Des exigences qui ne demanderont pas un engagement surhumain à la compagnie vu que ces sujets faisaient partie quoi qu’il en soit de la feuille de route de Ben Smith et ce que la crise soit arrivée ou pas.

Quelle route vers la rentabilité pour Air France ?

Cet été Ben Smith disait :

La marge d’Air France en 2018 n’était que de 2 %, contre 9 % pour KLM, 10 % chez Lufthansa, 12 % chez British Airways et 18 % chez Ryanair. 2 % de marge chez Air France, ce n’est pas satisfaisant. Cinq points peuvent s’expliquer par les coûts en France. Mais deux points sont dus à la complexité et à l’inefficacité de la compagnie. À nous de nous y attaquer. “

Inutile de vous expliquer que la rentabilité est le nerf de la guerre. Sans elle pas moyen d’investir dans une flotte plus moderne et moins gourmande énergétiquement, pas moyen de rajeunir ou renouveller les cabines au rythme de la concurrence, pas moyen d’investir dans la transition environnementale, pas moyen d’investir dans le service client etc. Les bonnes idées n’ont jamais manqué chez Air France (jusqu’à il y a peu les mauvaises non plus d’ailleurs), l’envie était là (enfin quand personne ne freinait) mais ce qui manquait vraiment c’était l’argent pour le faire.

****************************************

> _Exercice 1_
Recopiez les entrées depuis le début jusqu'à la ligne contenant "staticText: 90 <box>404 8 417 23</box>" incluse, en remplaçant "Help" par "Aide" sans rien modifier d'autre.
Le texte et les entrées n'ont pas la même origine.

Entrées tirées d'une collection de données
****************************************

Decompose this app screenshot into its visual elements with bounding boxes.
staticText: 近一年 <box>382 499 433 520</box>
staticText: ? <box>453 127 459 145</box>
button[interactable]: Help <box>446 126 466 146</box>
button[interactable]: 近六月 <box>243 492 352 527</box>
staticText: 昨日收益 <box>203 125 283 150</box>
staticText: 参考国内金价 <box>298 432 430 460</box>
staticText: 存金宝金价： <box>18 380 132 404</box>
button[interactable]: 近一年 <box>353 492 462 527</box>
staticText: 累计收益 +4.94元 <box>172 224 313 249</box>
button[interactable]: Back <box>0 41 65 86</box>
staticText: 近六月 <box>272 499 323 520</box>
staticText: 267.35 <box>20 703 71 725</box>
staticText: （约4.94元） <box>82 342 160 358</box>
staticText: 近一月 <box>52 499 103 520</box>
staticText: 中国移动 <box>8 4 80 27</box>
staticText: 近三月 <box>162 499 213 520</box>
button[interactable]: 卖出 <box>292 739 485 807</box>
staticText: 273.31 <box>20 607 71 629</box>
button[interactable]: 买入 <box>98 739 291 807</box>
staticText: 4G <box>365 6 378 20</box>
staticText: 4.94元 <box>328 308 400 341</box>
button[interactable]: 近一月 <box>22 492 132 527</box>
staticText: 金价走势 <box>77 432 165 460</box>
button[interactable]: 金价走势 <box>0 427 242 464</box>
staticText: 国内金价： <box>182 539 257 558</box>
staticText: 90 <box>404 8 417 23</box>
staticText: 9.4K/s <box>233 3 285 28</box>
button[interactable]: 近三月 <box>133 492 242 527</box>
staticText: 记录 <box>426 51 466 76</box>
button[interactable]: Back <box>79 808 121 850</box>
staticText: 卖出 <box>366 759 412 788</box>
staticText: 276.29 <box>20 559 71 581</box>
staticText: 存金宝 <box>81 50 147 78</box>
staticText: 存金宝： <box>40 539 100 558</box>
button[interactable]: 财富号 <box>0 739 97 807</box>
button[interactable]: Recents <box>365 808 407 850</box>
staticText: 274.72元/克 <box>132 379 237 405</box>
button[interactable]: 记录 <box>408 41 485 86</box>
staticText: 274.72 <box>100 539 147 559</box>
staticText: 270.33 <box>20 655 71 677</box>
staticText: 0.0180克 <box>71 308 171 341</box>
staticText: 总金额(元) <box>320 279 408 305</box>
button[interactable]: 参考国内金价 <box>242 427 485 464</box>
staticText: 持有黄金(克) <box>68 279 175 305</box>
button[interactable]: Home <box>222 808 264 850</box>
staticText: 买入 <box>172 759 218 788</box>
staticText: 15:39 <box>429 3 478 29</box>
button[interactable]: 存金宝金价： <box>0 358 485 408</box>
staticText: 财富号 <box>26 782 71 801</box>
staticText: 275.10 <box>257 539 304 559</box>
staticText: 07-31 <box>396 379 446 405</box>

****************************************

> _Exercice 2_
D'après le texte sur Air France, quelle était la marge de la compagnie en 2018 ?

> _Réponse 1_
Decompose this app screenshot into its visual elements with bounding boxes.
staticText: 近一年 <box>382 499 433 520</box>
staticText: ? <box>453 127 459 145</box>
button[interactable]: Aide <box>446 126 466 146</box>
button[interactable]: 近六月 <box>243 492 352 527</box>
staticText: 昨日收益 <box>203 125 283 150</box>
staticText: 参考国内金价 <box>298 432 430 460</box>
staticText: 存金宝金价： <box>18 380 132 404</box>
button[interactable]: 近一年 <box>353 492 462 527</box>
staticText: 累计收益 +4.94元 <box>172 224 313 249</box>
button[interactable]: Back <box>0 41 65 86</box>
staticText: 近六月 <box>272 499 323 520</box>
staticText: 267.35 <box>20 703 71 725</box>
staticText: （约4.94元） <box>82 342 160 358</box>
staticText: 近一月 <box>52 499 103 520</box>
staticText: 中国移动 <box>8 4 80 27</box>
staticText: 近三月 <box>162 499 213 520</box>
button[interactable]: 卖出 <box>292 739 485 807</box>
staticText: 273.31 <box>20 607 71 629</box>
button[interactable]: 买入 <box>98 739 291 807</box>
staticText: 4G <box>365 6 378 20</box>
staticText: 4.94元 <box>328 308 400 341</box>
button[interactable]: 近一月 <box>22 492 132 527</box>
staticText: 金价走势 <box>77 432 165 460</box>
button[interactable]: 金价走势 <box>0 427 242 464</box>
staticText: 国内金价： <box>182 539 257 558</box>
staticText: 90 <box>404 8 417 23</box>

> _Réponse 2_
2 %.